— Problem to solve —
Take each line that has the word "circle" and return it.

— Task input —

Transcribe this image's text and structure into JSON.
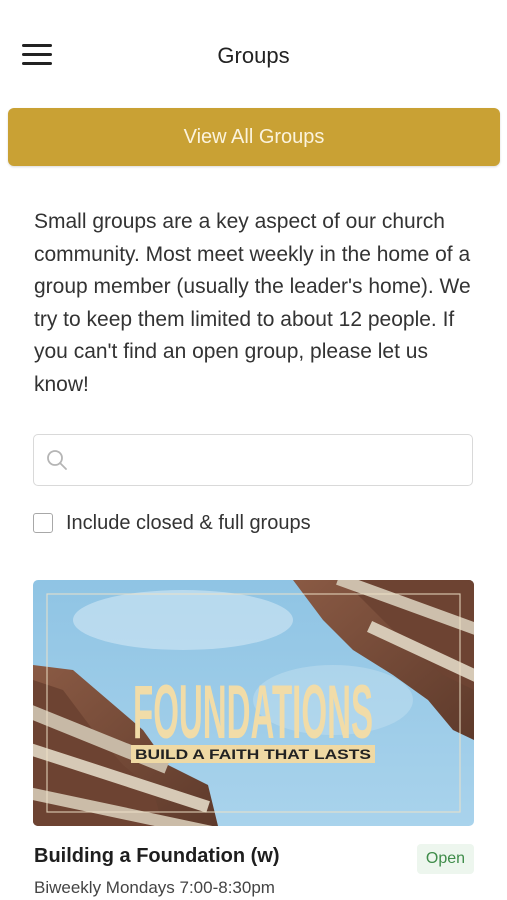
{
  "header": {
    "title": "Groups",
    "menu_icon": "hamburger-menu-icon"
  },
  "view_all_button": {
    "label": "View All Groups",
    "color": "#c9a134"
  },
  "intro": {
    "text": "Small groups are a key aspect of our church community. Most meet weekly in the home of a group member (usually the leader's home). We try to keep them limited to about 12 people. If you can't find an open group, please let us know!"
  },
  "search": {
    "placeholder": "",
    "value": "",
    "icon": "search-icon"
  },
  "filter": {
    "label": "Include closed & full groups",
    "checked": false
  },
  "groups": [
    {
      "image_title": "FOUNDATIONS",
      "image_tagline": "BUILD A FAITH THAT LASTS",
      "name": "Building a Foundation (w)",
      "status": "Open",
      "status_color": "#3f8c4a",
      "schedule": "Biweekly Mondays 7:00-8:30pm"
    }
  ]
}
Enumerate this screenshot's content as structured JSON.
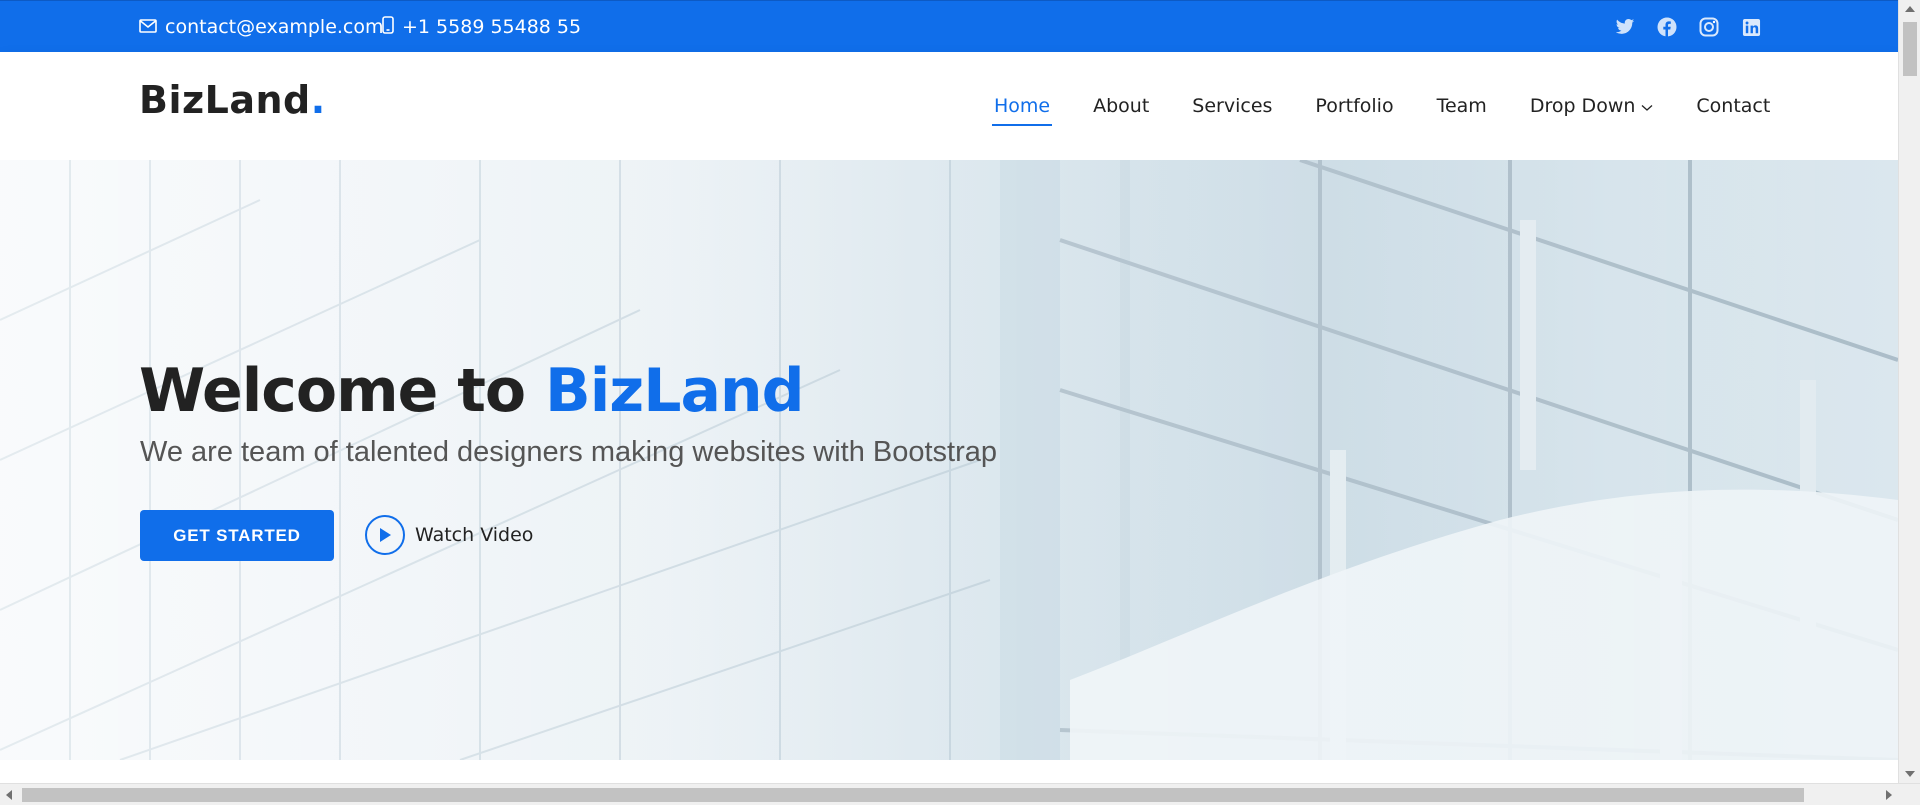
{
  "topbar": {
    "email": "contact@example.com",
    "phone": "+1 5589 55488 55",
    "socials": [
      "twitter-icon",
      "facebook-icon",
      "instagram-icon",
      "linkedin-icon"
    ]
  },
  "header": {
    "logo_text": "BizLand",
    "logo_dot": ".",
    "nav": [
      {
        "label": "Home",
        "active": true
      },
      {
        "label": "About"
      },
      {
        "label": "Services"
      },
      {
        "label": "Portfolio"
      },
      {
        "label": "Team"
      },
      {
        "label": "Drop Down",
        "has_dropdown": true
      },
      {
        "label": "Contact"
      }
    ]
  },
  "hero": {
    "title_prefix": "Welcome to ",
    "title_brand": "BizLand",
    "subtitle": "We are team of talented designers making websites with Bootstrap",
    "cta_label": "GET STARTED",
    "watch_label": "Watch Video"
  },
  "colors": {
    "accent": "#106eea",
    "text_dark": "#222222",
    "text_muted": "#555555"
  }
}
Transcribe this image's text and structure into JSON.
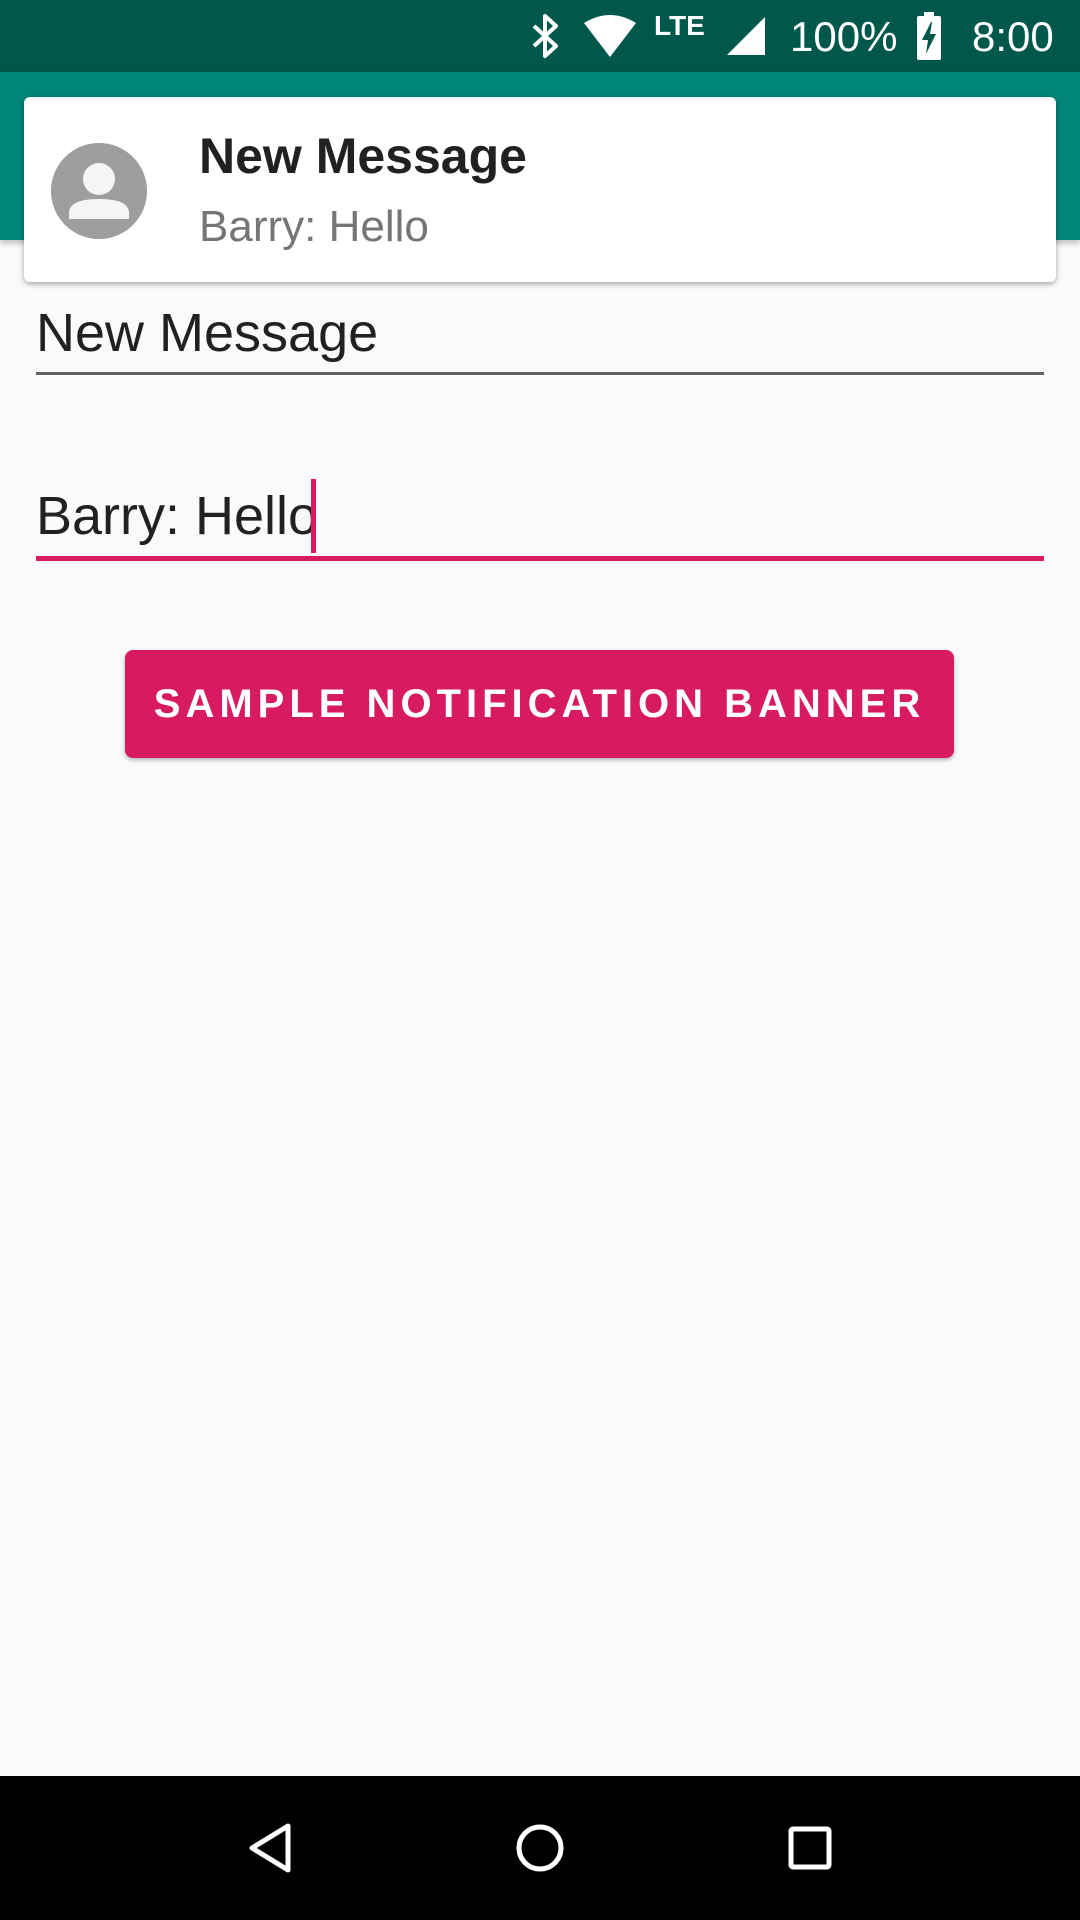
{
  "status_bar": {
    "network_type": "LTE",
    "battery_percent": "100%",
    "time": "8:00",
    "icons": [
      "bluetooth-icon",
      "wifi-icon",
      "signal-icon",
      "battery-charging-icon"
    ]
  },
  "notification": {
    "title": "New Message",
    "text": "Barry: Hello",
    "avatar_icon": "person-icon"
  },
  "form": {
    "title_field": {
      "value": "New Message"
    },
    "message_field": {
      "value": "Barry: Hello"
    },
    "button_label": "SAMPLE NOTIFICATION BANNER"
  },
  "nav_bar": {
    "icons": [
      "back-icon",
      "home-icon",
      "recents-icon"
    ]
  },
  "colors": {
    "status_bar": "#00574b",
    "primary": "#008577",
    "accent": "#d81b60",
    "background": "#fafafa"
  }
}
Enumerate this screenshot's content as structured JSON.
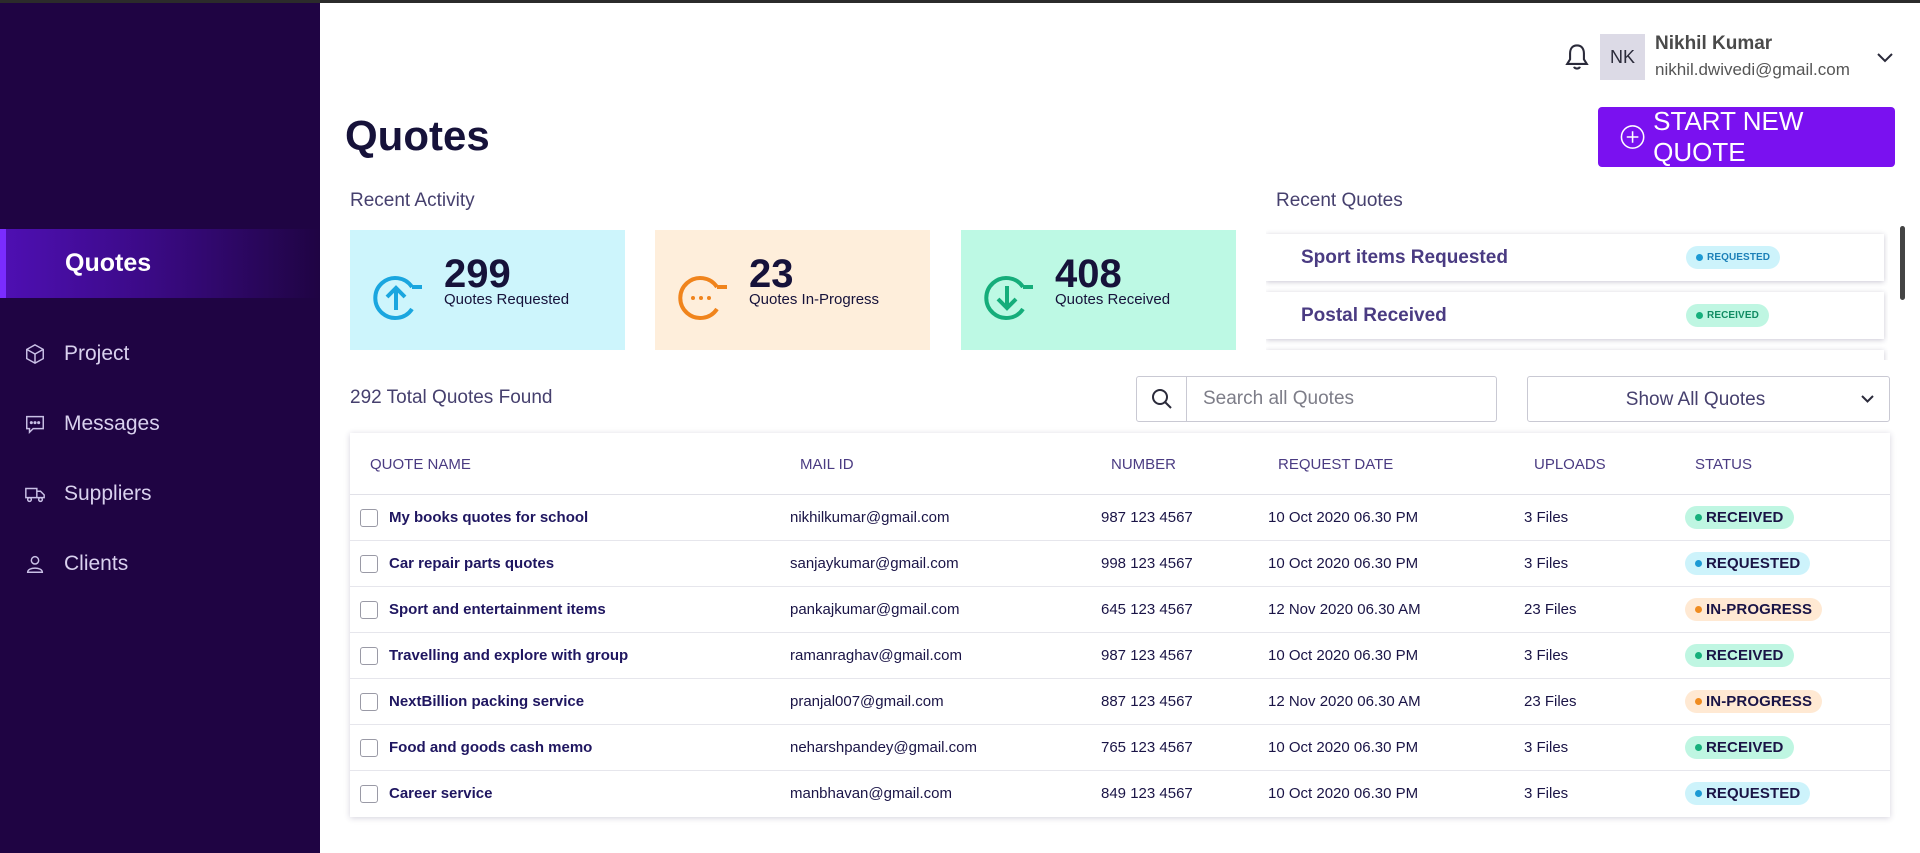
{
  "sidebar": {
    "active": "Quotes",
    "items": [
      {
        "label": "Project",
        "icon": "cube-icon"
      },
      {
        "label": "Messages",
        "icon": "message-icon"
      },
      {
        "label": "Suppliers",
        "icon": "truck-icon"
      },
      {
        "label": "Clients",
        "icon": "person-icon"
      }
    ]
  },
  "header": {
    "avatar_initials": "NK",
    "user_name": "Nikhil Kumar",
    "user_email": "nikhil.dwivedi@gmail.com"
  },
  "page": {
    "title": "Quotes",
    "start_button": "START NEW QUOTE"
  },
  "recent_activity": {
    "label": "Recent Activity",
    "cards": [
      {
        "value": "299",
        "caption": "Quotes Requested",
        "color": "#cdf5fc",
        "icon": "arrow-up-circle-icon"
      },
      {
        "value": "23",
        "caption": "Quotes In-Progress",
        "color": "#feeedb",
        "icon": "dots-circle-icon"
      },
      {
        "value": "408",
        "caption": "Quotes Received",
        "color": "#bdf9e4",
        "icon": "arrow-down-circle-icon"
      }
    ]
  },
  "recent_quotes": {
    "label": "Recent Quotes",
    "items": [
      {
        "title": "Sport items Requested",
        "status": "REQUESTED"
      },
      {
        "title": "Postal Received",
        "status": "RECEIVED"
      }
    ]
  },
  "toolbar": {
    "total": "292 Total Quotes Found",
    "search_placeholder": "Search all Quotes",
    "filter_value": "Show All Quotes"
  },
  "table": {
    "headers": [
      "QUOTE NAME",
      "MAIL ID",
      "NUMBER",
      "REQUEST DATE",
      "UPLOADS",
      "STATUS"
    ],
    "rows": [
      {
        "name": "My books quotes for school",
        "mail": "nikhilkumar@gmail.com",
        "number": "987 123 4567",
        "date": "10 Oct 2020 06.30 PM",
        "uploads": "3 Files",
        "status": "RECEIVED"
      },
      {
        "name": "Car repair parts quotes",
        "mail": "sanjaykumar@gmail.com",
        "number": "998 123 4567",
        "date": "10 Oct 2020 06.30 PM",
        "uploads": "3 Files",
        "status": "REQUESTED"
      },
      {
        "name": "Sport and entertainment items",
        "mail": "pankajkumar@gmail.com",
        "number": "645 123 4567",
        "date": "12 Nov 2020 06.30 AM",
        "uploads": "23 Files",
        "status": "IN-PROGRESS"
      },
      {
        "name": "Travelling and explore with group",
        "mail": "ramanraghav@gmail.com",
        "number": "987 123 4567",
        "date": "10 Oct 2020 06.30 PM",
        "uploads": "3 Files",
        "status": "RECEIVED"
      },
      {
        "name": "NextBillion packing service",
        "mail": "pranjal007@gmail.com",
        "number": "887 123 4567",
        "date": "12 Nov 2020 06.30 AM",
        "uploads": "23 Files",
        "status": "IN-PROGRESS"
      },
      {
        "name": "Food and goods cash memo",
        "mail": "neharshpandey@gmail.com",
        "number": "765 123 4567",
        "date": "10 Oct 2020 06.30 PM",
        "uploads": "3 Files",
        "status": "RECEIVED"
      },
      {
        "name": "Career service",
        "mail": "manbhavan@gmail.com",
        "number": "849 123 4567",
        "date": "10 Oct 2020 06.30 PM",
        "uploads": "3 Files",
        "status": "REQUESTED"
      }
    ]
  },
  "colors": {
    "sidebar": "#1f0443",
    "accent": "#7a11f0",
    "requested": "#1c9ad4",
    "received": "#16b07c",
    "in_progress": "#f08c20"
  }
}
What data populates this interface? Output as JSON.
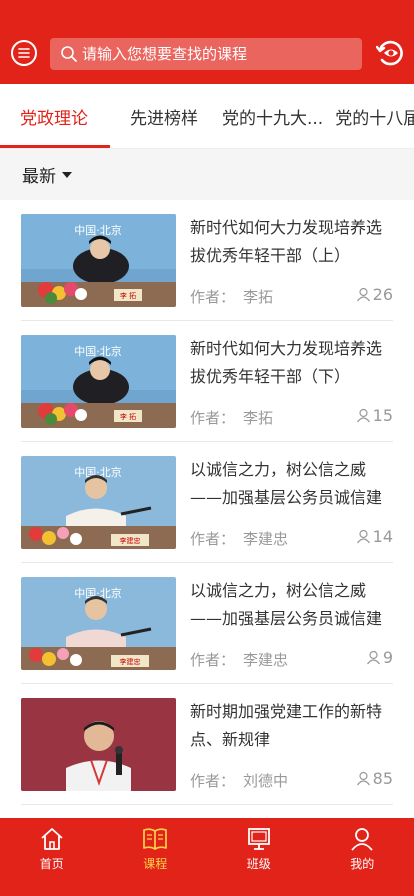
{
  "header": {
    "search_placeholder": "请输入您想要查找的课程",
    "menu_icon": "menu-icon",
    "history_icon": "refresh-eye-icon",
    "brand_color": "#e2231a"
  },
  "tabs": [
    {
      "label": "党政理论",
      "active": true
    },
    {
      "label": "先进榜样"
    },
    {
      "label": "党的十九大..."
    },
    {
      "label": "党的十八届"
    }
  ],
  "sort": {
    "label": "最新"
  },
  "items": [
    {
      "title": "新时代如何大力发现培养选拔优秀年轻干部（上）",
      "author_prefix": "作者：",
      "author": "李拓",
      "views": "26",
      "banner": "中国·北京",
      "nameplate": "李 拓"
    },
    {
      "title": "新时代如何大力发现培养选拔优秀年轻干部（下）",
      "author_prefix": "作者：",
      "author": "李拓",
      "views": "15",
      "banner": "中国·北京",
      "nameplate": "李 拓"
    },
    {
      "title": "以诚信之力，树公信之威——加强基层公务员诚信建设...",
      "author_prefix": "作者：",
      "author": "李建忠",
      "views": "14",
      "banner": "中国·北京",
      "nameplate": "李建忠"
    },
    {
      "title": "以诚信之力，树公信之威——加强基层公务员诚信建设...",
      "author_prefix": "作者：",
      "author": "李建忠",
      "views": "9",
      "banner": "中国·北京",
      "nameplate": "李建忠"
    },
    {
      "title": "新时期加强党建工作的新特点、新规律",
      "author_prefix": "作者：",
      "author": "刘德中",
      "views": "85"
    }
  ],
  "nav": [
    {
      "label": "首页",
      "icon": "home-icon"
    },
    {
      "label": "课程",
      "icon": "book-icon",
      "active": true
    },
    {
      "label": "班级",
      "icon": "monitor-icon"
    },
    {
      "label": "我的",
      "icon": "user-icon"
    }
  ]
}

— Solution for this task —
        "icon": "arrow-up-circle-icon"
        "icon": "dots-circle-icon"
        "icon": "arrow-down-circle-icon"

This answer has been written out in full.